Exercise prompt — Output the material below in full, exactly as it is.

Data entries:
-- -- --
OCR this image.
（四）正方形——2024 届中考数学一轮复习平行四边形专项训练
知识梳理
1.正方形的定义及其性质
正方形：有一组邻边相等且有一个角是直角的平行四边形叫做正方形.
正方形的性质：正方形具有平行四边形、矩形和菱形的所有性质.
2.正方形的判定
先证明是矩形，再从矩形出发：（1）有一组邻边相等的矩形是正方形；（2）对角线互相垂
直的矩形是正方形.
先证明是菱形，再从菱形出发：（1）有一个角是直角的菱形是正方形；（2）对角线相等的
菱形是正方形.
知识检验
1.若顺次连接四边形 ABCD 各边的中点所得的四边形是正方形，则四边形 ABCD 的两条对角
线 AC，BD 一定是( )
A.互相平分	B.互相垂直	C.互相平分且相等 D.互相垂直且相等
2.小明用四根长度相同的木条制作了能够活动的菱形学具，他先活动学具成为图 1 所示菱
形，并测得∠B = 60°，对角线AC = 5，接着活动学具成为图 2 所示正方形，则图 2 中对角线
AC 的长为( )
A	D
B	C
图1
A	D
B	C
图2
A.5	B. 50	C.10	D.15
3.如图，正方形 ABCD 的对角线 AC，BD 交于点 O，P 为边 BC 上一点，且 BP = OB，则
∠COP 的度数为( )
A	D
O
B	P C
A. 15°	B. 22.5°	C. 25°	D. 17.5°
-- -- --
Exercise output —
OCR this image.
（四）正方形——2024 届中考数学一轮复习平行四边形专项训练
知识梳理
1.正方形的定义及其性质
正方形：有一组邻边相等且有一个角是直角的平行四边形叫做正方形.
正方形的性质：正方形具有平行四边形、矩形和菱形的所有性质.
2.正方形的判定
先证明是矩形，再从矩形出发：（1）有一组邻边相等的矩形是正方形；（2）对角线互相垂
直的矩形是正方形.
先证明是菱形，再从菱形出发：（1）有一个角是直角的菱形是正方形；（2）对角线相等的
菱形是正方形.
知识检验
1.若顺次连接四边形 ABCD 各边的中点所得的四边形是正方形，则四边形 ABCD 的两条对角
线 AC，BD 一定是( )
A.互相平分	B.互相垂直	C.互相平分且相等 D.互相垂直且相等
2.小明用四根长度相同的木条制作了能够活动的菱形学具，他先活动学具成为图 1 所示菱
形，并测得∠B = 60°，对角线AC = 5，接着活动学具成为图 2 所示正方形，则图 2 中对角线
AC 的长为( )
A	D
B	C
图1
A	D
B	C
图2
A.5	B. 50	C.10	D.15
3.如图，正方形 ABCD 的对角线 AC，BD 交于点 O，P 为边 BC 上一点，且 BP = OB，则
∠COP 的度数为( )
A	D
O
B	P C
A. 15°	B. 22.5°	C. 25°	D. 17.5°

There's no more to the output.